Scan the data below. Pull out each line where "laravel" occurs.
-- START RECORD EXCERPTS --
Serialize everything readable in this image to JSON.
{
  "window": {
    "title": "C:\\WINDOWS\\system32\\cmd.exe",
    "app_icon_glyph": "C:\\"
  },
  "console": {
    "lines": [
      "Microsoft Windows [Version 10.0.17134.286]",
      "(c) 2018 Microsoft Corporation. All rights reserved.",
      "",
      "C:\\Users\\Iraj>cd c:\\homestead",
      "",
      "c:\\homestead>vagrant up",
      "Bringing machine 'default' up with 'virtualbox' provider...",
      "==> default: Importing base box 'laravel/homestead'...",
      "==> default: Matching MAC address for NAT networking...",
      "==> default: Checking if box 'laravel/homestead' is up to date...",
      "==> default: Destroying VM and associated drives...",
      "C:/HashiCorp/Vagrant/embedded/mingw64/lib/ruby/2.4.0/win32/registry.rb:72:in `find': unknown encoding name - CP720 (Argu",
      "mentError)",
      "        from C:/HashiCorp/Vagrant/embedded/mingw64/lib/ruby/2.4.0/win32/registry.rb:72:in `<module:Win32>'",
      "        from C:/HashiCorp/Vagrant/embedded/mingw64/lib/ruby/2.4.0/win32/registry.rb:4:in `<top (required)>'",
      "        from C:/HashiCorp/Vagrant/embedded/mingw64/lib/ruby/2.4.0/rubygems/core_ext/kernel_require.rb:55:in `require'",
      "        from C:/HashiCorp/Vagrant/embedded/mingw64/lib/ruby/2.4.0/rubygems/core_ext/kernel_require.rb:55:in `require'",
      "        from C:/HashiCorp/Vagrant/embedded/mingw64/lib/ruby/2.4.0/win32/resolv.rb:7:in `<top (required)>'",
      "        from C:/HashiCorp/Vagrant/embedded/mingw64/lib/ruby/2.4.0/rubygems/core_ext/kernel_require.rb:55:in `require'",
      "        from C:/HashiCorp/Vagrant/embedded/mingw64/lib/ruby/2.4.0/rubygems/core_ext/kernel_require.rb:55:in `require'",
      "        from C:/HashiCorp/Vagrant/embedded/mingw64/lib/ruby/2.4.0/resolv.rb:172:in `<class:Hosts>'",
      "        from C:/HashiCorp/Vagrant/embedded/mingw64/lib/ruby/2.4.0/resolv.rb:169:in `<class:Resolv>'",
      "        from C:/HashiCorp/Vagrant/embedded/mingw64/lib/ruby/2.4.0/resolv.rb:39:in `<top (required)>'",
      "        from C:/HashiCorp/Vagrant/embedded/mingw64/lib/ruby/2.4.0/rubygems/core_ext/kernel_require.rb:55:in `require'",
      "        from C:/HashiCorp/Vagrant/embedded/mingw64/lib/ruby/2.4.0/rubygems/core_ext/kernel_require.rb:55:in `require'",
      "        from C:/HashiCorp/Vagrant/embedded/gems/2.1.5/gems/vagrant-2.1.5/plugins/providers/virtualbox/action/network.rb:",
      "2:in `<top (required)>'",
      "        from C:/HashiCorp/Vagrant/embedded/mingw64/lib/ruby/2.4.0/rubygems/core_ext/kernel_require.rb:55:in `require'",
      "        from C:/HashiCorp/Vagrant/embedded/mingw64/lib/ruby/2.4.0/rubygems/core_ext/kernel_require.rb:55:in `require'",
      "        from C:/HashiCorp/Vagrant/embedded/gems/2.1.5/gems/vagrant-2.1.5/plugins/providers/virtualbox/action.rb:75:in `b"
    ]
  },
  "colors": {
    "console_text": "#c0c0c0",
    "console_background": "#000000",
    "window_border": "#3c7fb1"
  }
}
-- END RECORD EXCERPTS --
ANSWER TO THE PROBLEM:
      "==> default: Importing base box 'laravel/homestead'...",
      "==> default: Checking if box 'laravel/homestead' is up to date...",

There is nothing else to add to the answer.